#### REQUIRED WORK
Will you print the material below without altering a single character?

>> Start

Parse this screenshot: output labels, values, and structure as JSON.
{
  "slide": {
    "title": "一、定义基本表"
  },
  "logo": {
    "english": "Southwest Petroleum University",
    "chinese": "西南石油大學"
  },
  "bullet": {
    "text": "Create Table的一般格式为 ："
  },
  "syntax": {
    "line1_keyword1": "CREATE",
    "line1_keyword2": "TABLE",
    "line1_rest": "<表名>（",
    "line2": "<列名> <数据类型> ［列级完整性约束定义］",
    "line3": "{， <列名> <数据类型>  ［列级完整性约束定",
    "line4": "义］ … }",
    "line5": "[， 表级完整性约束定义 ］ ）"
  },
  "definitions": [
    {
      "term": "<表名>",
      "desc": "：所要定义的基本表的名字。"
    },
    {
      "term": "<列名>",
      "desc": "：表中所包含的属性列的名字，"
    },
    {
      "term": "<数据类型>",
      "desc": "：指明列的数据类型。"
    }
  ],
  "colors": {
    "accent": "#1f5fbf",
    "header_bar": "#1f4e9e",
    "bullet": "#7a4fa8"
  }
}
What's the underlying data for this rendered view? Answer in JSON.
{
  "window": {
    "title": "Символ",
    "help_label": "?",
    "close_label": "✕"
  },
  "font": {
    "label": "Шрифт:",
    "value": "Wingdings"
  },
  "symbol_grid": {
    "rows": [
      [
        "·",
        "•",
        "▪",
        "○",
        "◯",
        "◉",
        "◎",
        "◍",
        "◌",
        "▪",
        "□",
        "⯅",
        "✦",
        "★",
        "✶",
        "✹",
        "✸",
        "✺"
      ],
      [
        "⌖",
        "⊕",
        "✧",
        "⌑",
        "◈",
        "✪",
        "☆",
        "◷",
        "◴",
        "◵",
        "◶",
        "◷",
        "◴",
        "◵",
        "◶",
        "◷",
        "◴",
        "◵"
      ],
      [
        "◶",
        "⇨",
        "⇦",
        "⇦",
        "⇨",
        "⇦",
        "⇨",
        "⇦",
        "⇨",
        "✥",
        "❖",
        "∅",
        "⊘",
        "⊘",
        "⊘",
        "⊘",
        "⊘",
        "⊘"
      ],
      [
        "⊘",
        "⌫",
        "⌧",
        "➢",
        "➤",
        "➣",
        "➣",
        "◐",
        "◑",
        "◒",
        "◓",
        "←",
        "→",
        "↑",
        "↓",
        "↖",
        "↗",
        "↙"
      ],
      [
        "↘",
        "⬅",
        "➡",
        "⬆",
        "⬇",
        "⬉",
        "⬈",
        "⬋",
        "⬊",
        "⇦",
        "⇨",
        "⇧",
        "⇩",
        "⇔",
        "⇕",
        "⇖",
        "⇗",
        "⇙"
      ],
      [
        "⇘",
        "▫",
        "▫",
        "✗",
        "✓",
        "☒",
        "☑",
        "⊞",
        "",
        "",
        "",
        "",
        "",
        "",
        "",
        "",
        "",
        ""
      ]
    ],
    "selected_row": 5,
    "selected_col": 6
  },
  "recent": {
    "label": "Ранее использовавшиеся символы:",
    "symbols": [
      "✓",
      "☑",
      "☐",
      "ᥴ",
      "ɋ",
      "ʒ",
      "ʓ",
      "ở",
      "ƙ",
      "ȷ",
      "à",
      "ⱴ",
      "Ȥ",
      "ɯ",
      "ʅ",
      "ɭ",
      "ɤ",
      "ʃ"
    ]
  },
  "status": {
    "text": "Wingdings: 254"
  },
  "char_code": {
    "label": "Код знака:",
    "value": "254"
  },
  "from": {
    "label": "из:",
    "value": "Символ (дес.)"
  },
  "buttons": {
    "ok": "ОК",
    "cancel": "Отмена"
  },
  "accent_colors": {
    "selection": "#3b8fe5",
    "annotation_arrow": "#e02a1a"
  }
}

>> End

#### RESULT
Parse this screenshot: output labels, values, and structure as JSON.
{
  "slide": {
    "title": "一、定义基本表"
  },
  "logo": {
    "english": "Southwest Petroleum University",
    "chinese": "西南石油大學"
  },
  "bullet": {
    "text": "Create Table的一般格式为 ："
  },
  "syntax": {
    "line1_keyword1": "CREATE",
    "line1_keyword2": "TABLE",
    "line1_rest": "<表名>（",
    "line2": "<列名> <数据类型> ［列级完整性约束定义］",
    "line3": "{， <列名> <数据类型>  ［列级完整性约束定",
    "line4": "义］ … }",
    "line5": "[， 表级完整性约束定义 ］ ）"
  },
  "definitions": [
    {
      "term": "<表名>",
      "desc": "：所要定义的基本表的名字。"
    },
    {
      "term": "<列名>",
      "desc": "：表中所包含的属性列的名字，"
    },
    {
      "term": "<数据类型>",
      "desc": "：指明列的数据类型。"
    }
  ],
  "colors": {
    "accent": "#1f5fbf",
    "header_bar": "#1f4e9e",
    "bullet": "#7a4fa8"
  }
}
What's the underlying data for this rendered view? Answer in JSON.
{
  "window": {
    "title": "Символ",
    "help_label": "?",
    "close_label": "✕"
  },
  "font": {
    "label": "Шрифт:",
    "value": "Wingdings"
  },
  "symbol_grid": {
    "rows": [
      [
        "·",
        "•",
        "▪",
        "○",
        "◯",
        "◉",
        "◎",
        "◍",
        "◌",
        "▪",
        "□",
        "⯅",
        "✦",
        "★",
        "✶",
        "✹",
        "✸",
        "✺"
      ],
      [
        "⌖",
        "⊕",
        "✧",
        "⌑",
        "◈",
        "✪",
        "☆",
        "◷",
        "◴",
        "◵",
        "◶",
        "◷",
        "◴",
        "◵",
        "◶",
        "◷",
        "◴",
        "◵"
      ],
      [
        "◶",
        "⇨",
        "⇦",
        "⇦",
        "⇨",
        "⇦",
        "⇨",
        "⇦",
        "⇨",
        "✥",
        "❖",
        "∅",
        "⊘",
        "⊘",
        "⊘",
        "⊘",
        "⊘",
        "⊘"
      ],
      [
        "⊘",
        "⌫",
        "⌧",
        "➢",
        "➤",
        "➣",
        "➣",
        "◐",
        "◑",
        "◒",
        "◓",
        "←",
        "→",
        "↑",
        "↓",
        "↖",
        "↗",
        "↙"
      ],
      [
        "↘",
        "⬅",
        "➡",
        "⬆",
        "⬇",
        "⬉",
        "⬈",
        "⬋",
        "⬊",
        "⇦",
        "⇨",
        "⇧",
        "⇩",
        "⇔",
        "⇕",
        "⇖",
        "⇗",
        "⇙"
      ],
      [
        "⇘",
        "▫",
        "▫",
        "✗",
        "✓",
        "☒",
        "☑",
        "⊞",
        "",
        "",
        "",
        "",
        "",
        "",
        "",
        "",
        "",
        ""
      ]
    ],
    "selected_row": 5,
    "selected_col": 6
  },
  "recent": {
    "label": "Ранее использовавшиеся символы:",
    "symbols": [
      "✓",
      "☑",
      "☐",
      "ᥴ",
      "ɋ",
      "ʒ",
      "ʓ",
      "ở",
      "ƙ",
      "ȷ",
      "à",
      "ⱴ",
      "Ȥ",
      "ɯ",
      "ʅ",
      "ɭ",
      "ɤ",
      "ʃ"
    ]
  },
  "status": {
    "text": "Wingdings: 254"
  },
  "char_code": {
    "label": "Код знака:",
    "value": "254"
  },
  "from": {
    "label": "из:",
    "value": "Символ (дес.)"
  },
  "buttons": {
    "ok": "ОК",
    "cancel": "Отмена"
  },
  "accent_colors": {
    "selection": "#3b8fe5",
    "annotation_arrow": "#e02a1a"
  }
}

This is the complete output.